Short exercise: In the material below, find the line with "Convert this screenshot"; set down that line and every line after it to the end, exactly, without pictures.

Provided entries:
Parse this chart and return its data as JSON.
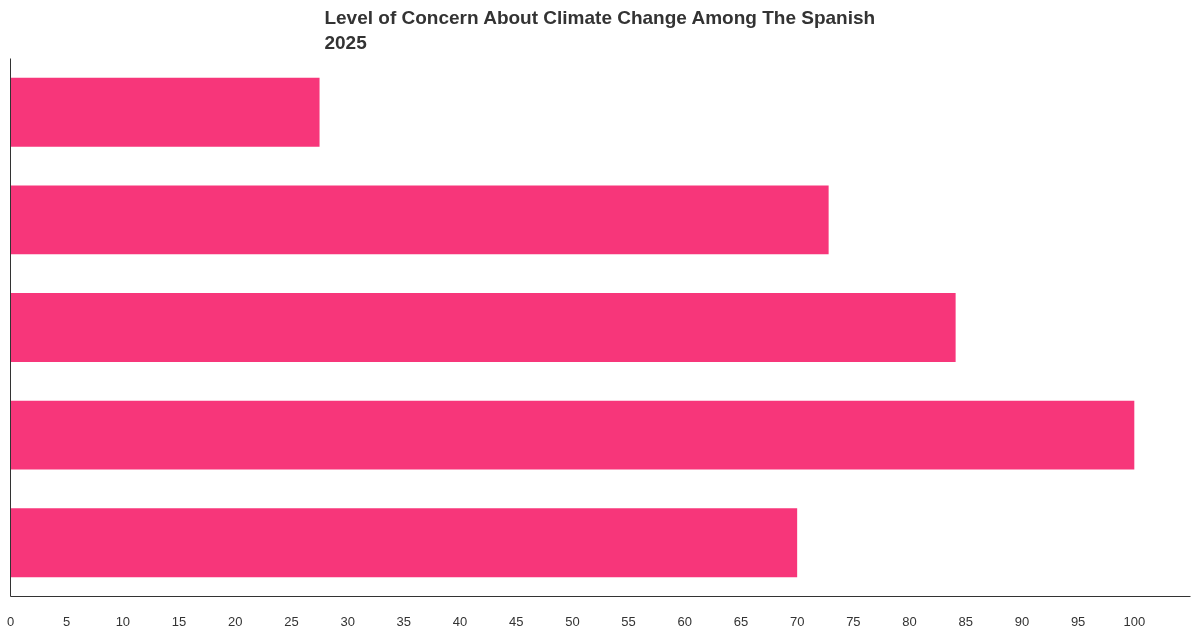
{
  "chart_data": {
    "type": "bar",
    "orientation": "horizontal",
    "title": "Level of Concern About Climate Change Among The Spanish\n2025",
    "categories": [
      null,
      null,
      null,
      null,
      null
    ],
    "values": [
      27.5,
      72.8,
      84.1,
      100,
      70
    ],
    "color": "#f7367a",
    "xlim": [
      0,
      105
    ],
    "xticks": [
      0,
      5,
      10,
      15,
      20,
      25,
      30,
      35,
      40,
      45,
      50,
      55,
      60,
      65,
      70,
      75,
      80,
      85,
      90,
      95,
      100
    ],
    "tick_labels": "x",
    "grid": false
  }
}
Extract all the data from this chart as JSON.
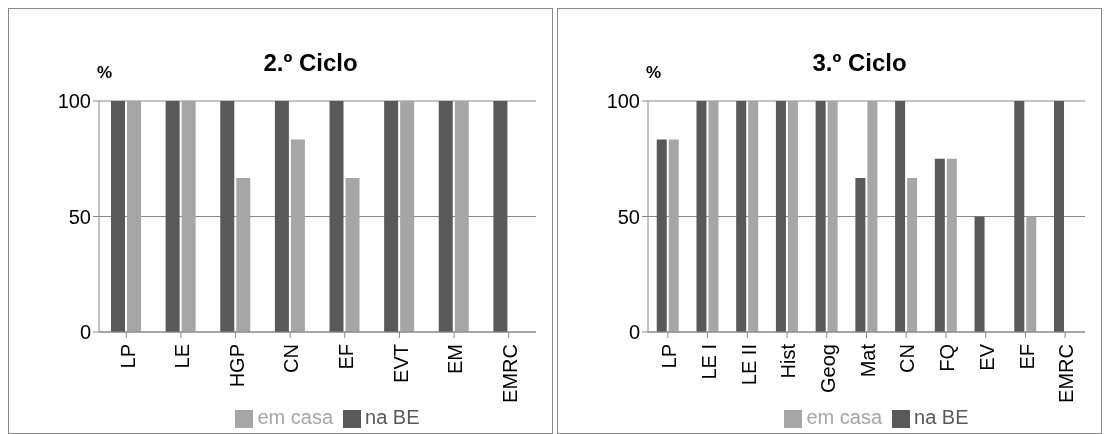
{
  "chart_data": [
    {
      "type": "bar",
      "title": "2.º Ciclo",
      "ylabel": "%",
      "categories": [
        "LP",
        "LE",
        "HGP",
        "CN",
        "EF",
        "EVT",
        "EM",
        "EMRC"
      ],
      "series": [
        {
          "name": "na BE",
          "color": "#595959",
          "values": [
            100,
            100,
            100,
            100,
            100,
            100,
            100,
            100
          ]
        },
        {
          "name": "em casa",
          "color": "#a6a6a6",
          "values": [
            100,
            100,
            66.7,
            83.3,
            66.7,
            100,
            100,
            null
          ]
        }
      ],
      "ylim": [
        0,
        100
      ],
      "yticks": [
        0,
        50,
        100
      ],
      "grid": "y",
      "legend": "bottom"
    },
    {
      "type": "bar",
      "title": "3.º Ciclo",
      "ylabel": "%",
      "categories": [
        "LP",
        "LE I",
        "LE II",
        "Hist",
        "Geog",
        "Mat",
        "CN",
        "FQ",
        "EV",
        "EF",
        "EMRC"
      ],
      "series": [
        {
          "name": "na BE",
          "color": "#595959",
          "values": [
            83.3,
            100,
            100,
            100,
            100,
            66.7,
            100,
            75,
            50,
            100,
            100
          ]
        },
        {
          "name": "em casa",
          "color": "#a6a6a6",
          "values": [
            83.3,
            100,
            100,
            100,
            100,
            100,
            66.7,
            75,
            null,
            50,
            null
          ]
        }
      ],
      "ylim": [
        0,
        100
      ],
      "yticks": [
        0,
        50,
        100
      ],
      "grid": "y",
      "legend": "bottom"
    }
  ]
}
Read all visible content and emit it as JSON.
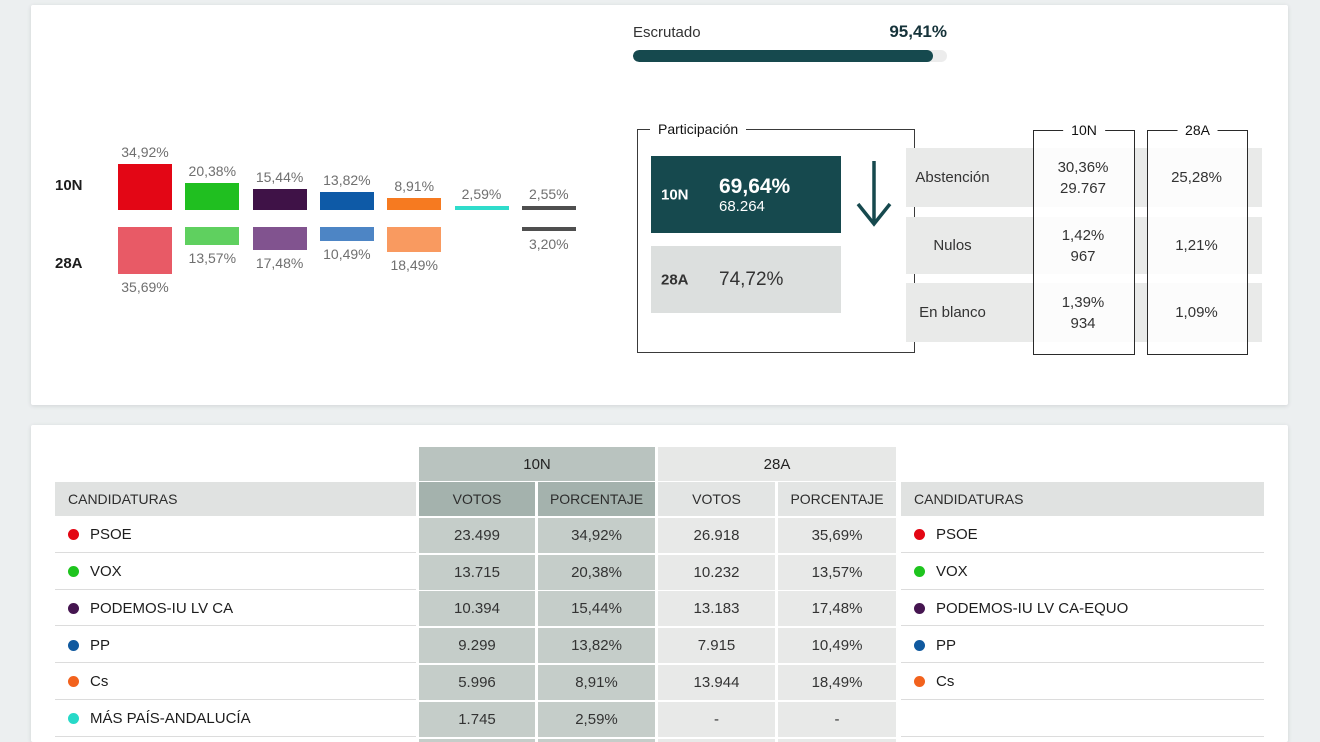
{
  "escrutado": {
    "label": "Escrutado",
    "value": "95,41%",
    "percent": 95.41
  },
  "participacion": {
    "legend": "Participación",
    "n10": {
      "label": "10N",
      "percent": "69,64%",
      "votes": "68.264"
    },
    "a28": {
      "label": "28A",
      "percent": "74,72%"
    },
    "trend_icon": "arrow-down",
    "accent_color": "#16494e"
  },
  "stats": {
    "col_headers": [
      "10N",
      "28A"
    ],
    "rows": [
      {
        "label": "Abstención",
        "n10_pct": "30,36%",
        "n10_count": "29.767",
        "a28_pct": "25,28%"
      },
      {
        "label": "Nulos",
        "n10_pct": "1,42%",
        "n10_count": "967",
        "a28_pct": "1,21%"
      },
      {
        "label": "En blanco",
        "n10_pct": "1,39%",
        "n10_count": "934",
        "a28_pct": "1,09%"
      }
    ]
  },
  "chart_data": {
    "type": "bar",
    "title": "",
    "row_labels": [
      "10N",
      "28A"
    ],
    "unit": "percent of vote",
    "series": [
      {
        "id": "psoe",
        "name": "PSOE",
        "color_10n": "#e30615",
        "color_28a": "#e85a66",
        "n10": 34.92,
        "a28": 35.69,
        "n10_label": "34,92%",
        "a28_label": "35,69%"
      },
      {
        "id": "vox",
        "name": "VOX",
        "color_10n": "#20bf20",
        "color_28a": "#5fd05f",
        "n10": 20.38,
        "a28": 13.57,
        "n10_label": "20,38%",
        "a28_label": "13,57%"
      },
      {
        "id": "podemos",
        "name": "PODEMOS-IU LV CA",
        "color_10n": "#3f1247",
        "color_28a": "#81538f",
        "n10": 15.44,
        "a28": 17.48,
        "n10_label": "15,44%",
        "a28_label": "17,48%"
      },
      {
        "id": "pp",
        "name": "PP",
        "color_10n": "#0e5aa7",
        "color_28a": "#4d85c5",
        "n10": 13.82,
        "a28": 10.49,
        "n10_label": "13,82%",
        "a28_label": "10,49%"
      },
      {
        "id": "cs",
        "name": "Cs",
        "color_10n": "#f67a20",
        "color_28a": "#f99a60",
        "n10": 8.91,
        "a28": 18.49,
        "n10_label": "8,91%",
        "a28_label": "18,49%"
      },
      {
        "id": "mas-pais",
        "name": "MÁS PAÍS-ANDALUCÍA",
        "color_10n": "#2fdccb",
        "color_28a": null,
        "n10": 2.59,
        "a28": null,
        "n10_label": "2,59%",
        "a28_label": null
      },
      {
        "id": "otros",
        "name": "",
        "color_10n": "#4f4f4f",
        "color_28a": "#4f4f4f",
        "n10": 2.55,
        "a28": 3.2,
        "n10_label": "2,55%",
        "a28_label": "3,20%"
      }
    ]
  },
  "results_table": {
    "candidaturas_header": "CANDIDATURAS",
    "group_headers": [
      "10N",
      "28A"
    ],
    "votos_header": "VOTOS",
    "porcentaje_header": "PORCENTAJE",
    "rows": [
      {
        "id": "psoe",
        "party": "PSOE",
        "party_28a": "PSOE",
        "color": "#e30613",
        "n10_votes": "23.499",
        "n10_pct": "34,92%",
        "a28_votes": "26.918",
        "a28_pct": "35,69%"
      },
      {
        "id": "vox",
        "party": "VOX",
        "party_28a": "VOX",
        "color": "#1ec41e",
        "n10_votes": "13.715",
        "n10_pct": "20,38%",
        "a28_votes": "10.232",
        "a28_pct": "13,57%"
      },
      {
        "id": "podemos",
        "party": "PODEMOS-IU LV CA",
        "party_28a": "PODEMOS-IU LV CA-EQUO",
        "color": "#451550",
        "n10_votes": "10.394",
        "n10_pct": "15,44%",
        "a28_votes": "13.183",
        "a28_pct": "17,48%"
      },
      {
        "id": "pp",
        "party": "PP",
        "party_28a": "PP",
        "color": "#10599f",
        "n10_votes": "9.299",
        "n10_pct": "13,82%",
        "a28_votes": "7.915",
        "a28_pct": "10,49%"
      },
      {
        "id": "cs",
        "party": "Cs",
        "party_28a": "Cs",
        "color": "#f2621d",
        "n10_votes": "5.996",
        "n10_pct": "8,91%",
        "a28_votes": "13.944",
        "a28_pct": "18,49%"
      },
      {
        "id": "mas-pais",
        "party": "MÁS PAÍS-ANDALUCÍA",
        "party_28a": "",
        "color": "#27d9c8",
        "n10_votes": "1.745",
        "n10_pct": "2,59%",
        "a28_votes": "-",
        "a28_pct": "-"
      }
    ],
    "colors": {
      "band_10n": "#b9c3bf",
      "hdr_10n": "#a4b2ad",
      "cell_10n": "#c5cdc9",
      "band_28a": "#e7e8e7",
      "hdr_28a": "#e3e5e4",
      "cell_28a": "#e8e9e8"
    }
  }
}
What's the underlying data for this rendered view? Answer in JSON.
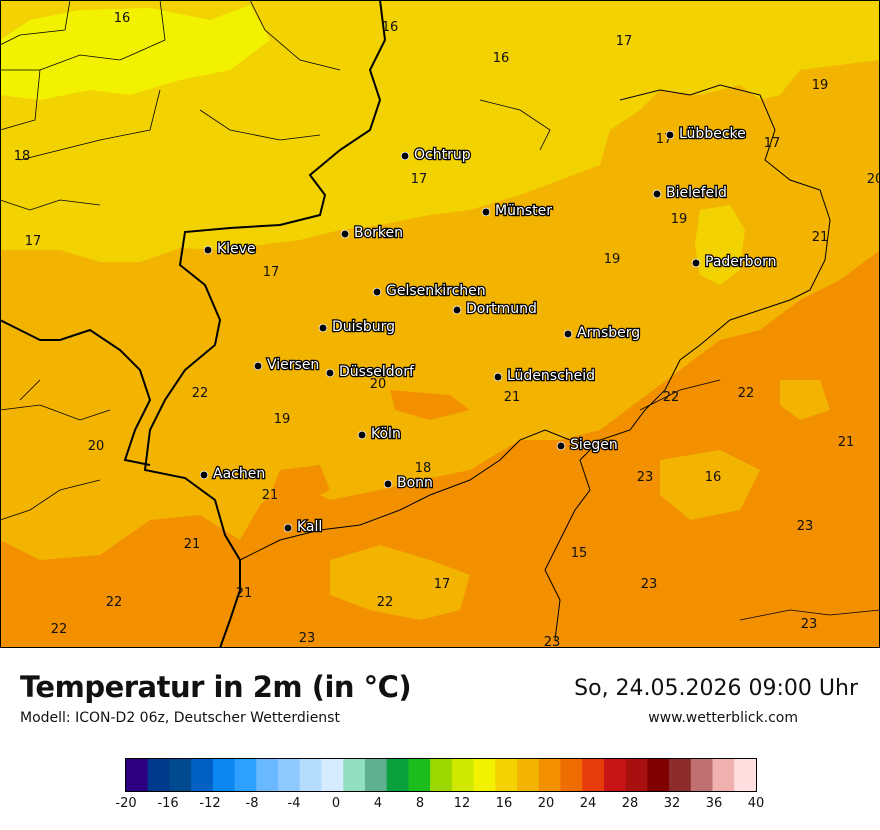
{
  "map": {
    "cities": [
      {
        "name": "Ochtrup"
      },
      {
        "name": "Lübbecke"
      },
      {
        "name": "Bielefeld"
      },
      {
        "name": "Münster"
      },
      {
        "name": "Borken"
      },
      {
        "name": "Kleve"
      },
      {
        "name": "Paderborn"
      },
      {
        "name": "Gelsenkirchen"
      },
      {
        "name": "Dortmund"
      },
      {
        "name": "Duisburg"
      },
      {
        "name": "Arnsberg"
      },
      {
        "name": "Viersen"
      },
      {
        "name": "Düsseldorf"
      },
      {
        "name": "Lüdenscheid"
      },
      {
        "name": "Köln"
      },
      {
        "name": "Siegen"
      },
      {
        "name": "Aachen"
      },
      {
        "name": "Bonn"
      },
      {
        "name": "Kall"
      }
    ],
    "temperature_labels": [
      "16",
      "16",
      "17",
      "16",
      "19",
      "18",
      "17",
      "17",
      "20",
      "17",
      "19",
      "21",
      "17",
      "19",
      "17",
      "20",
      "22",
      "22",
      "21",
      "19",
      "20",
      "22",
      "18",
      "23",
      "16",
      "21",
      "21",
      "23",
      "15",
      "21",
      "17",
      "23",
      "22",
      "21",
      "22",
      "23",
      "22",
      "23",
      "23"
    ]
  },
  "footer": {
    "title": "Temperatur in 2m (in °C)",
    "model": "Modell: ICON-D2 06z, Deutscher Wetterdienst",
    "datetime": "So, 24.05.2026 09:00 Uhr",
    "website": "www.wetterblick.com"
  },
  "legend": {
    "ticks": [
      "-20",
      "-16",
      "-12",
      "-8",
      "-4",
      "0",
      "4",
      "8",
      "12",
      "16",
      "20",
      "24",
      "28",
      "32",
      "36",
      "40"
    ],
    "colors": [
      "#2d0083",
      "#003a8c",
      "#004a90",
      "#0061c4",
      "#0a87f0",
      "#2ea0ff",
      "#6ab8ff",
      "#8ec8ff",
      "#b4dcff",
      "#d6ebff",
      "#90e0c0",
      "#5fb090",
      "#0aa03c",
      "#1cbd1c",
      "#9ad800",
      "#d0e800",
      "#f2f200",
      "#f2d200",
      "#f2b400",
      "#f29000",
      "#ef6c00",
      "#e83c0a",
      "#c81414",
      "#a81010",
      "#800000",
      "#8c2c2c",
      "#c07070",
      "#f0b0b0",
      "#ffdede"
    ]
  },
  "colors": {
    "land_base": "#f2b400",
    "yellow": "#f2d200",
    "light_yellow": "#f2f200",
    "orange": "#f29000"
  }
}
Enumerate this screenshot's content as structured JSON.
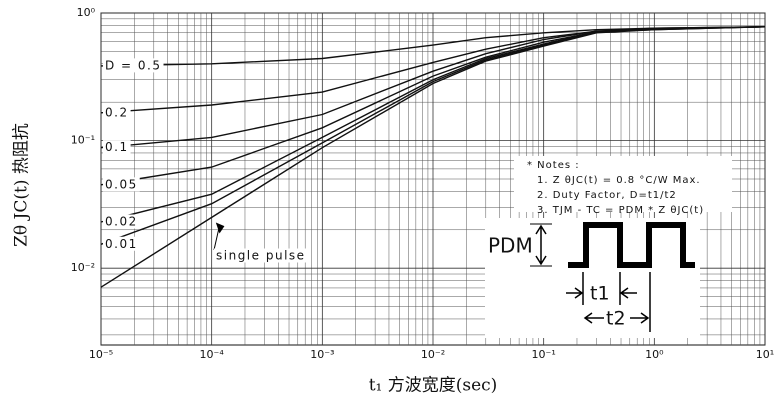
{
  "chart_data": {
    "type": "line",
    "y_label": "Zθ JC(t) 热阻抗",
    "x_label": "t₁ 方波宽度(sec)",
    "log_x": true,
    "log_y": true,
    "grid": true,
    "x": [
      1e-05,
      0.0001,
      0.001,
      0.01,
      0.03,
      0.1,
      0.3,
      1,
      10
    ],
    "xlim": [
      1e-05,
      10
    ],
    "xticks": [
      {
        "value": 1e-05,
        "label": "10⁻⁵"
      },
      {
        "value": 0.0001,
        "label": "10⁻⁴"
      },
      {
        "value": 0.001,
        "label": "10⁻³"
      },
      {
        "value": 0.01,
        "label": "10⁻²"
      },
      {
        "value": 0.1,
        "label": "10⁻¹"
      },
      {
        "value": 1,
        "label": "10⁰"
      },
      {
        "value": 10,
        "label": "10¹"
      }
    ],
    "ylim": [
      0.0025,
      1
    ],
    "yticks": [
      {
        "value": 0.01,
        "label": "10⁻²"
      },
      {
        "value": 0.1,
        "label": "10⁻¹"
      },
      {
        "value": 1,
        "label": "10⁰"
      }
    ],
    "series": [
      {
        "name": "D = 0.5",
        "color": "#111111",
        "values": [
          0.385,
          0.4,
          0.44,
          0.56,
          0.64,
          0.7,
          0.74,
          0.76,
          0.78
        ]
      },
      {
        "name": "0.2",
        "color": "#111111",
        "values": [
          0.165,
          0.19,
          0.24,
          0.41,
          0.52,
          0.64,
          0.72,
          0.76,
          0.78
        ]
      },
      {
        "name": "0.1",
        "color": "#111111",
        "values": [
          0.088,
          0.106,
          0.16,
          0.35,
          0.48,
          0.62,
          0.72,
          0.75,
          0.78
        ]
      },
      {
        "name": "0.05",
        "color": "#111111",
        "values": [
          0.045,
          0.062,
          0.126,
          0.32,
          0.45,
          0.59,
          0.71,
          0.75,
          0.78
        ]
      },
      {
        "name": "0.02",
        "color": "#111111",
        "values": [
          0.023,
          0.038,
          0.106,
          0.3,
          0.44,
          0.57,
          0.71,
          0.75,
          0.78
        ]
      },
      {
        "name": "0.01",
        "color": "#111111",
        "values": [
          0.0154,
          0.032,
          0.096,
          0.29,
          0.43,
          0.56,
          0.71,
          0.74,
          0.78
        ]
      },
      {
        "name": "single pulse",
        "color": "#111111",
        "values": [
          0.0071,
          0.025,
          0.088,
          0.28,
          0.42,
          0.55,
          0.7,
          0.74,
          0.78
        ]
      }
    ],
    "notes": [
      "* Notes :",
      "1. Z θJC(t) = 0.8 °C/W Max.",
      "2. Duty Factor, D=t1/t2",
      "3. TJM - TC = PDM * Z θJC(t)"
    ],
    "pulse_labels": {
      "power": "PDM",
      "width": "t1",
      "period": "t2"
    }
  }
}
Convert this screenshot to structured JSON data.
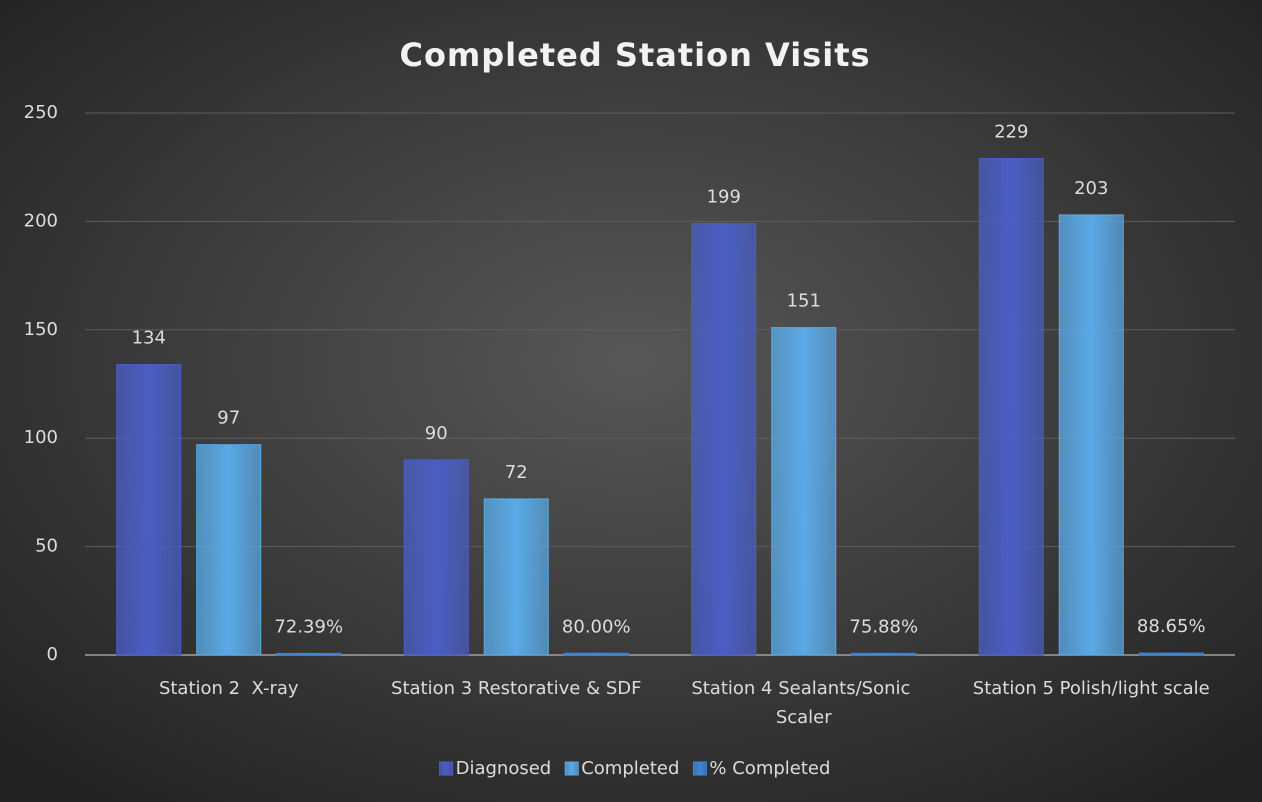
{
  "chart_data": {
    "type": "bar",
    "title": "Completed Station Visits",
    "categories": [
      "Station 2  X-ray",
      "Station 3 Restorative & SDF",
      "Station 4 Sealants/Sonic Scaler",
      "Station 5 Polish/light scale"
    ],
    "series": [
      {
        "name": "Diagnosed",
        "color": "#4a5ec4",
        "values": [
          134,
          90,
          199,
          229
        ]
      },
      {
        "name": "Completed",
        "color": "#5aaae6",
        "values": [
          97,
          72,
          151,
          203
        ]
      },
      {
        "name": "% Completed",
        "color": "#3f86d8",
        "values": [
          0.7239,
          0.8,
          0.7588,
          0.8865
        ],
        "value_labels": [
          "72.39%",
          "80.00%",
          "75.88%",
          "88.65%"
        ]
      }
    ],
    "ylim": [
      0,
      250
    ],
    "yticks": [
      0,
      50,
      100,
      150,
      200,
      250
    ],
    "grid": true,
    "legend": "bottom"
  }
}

The output:
Convert this screenshot to structured JSON data.
{
  "chart_data": {
    "type": "bar",
    "title": "Completed Station Visits",
    "categories": [
      "Station 2  X-ray",
      "Station 3 Restorative & SDF",
      "Station 4 Sealants/Sonic Scaler",
      "Station 5 Polish/light scale"
    ],
    "series": [
      {
        "name": "Diagnosed",
        "color": "#4a5ec4",
        "values": [
          134,
          90,
          199,
          229
        ]
      },
      {
        "name": "Completed",
        "color": "#5aaae6",
        "values": [
          97,
          72,
          151,
          203
        ]
      },
      {
        "name": "% Completed",
        "color": "#3f86d8",
        "values": [
          0.7239,
          0.8,
          0.7588,
          0.8865
        ],
        "value_labels": [
          "72.39%",
          "80.00%",
          "75.88%",
          "88.65%"
        ]
      }
    ],
    "ylim": [
      0,
      250
    ],
    "yticks": [
      0,
      50,
      100,
      150,
      200,
      250
    ],
    "grid": true,
    "legend": "bottom"
  }
}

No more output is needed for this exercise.